Task goal
Work out how many lines in the entries below include the word "true". Give nothing but the number.
· · · · · · ·
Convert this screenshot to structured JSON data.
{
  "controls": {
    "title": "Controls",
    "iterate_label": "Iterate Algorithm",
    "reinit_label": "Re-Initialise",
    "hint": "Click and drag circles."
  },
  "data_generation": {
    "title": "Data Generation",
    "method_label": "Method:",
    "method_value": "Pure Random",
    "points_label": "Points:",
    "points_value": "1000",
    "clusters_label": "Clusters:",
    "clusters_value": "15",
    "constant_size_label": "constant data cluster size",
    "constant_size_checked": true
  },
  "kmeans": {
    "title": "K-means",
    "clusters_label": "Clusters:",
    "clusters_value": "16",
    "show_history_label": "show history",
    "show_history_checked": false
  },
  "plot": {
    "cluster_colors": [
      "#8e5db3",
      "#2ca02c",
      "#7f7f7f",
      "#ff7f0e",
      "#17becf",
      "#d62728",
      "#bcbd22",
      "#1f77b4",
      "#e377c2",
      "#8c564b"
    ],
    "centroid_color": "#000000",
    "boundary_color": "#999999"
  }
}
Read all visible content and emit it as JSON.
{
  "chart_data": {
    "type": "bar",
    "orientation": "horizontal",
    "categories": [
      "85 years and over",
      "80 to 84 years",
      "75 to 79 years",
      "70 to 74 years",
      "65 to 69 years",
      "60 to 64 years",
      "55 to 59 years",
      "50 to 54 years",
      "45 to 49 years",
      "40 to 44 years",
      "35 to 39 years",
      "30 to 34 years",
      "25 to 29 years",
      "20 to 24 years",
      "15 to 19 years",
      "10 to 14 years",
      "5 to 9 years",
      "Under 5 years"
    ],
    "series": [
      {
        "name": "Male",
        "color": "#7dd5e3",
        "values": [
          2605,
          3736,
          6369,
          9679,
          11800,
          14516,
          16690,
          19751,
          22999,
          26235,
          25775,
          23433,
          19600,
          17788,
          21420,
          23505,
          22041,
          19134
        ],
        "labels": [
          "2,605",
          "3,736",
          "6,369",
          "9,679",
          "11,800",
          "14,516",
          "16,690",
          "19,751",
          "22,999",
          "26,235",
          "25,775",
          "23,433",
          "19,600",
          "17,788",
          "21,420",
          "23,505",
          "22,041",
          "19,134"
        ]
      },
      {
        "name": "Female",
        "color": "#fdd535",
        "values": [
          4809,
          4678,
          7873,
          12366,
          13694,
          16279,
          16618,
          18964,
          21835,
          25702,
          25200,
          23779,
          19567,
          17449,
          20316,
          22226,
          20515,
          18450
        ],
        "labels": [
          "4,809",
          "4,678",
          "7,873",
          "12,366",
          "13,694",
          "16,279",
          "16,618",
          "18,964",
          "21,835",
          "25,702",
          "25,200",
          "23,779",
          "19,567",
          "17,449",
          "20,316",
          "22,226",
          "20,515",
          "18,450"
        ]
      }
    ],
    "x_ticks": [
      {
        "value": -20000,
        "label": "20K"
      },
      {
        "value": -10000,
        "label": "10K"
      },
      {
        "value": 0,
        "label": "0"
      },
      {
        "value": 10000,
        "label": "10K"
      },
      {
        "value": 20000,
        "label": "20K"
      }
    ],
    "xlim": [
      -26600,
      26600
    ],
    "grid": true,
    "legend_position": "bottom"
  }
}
· · · · · · ·
Answer in full
2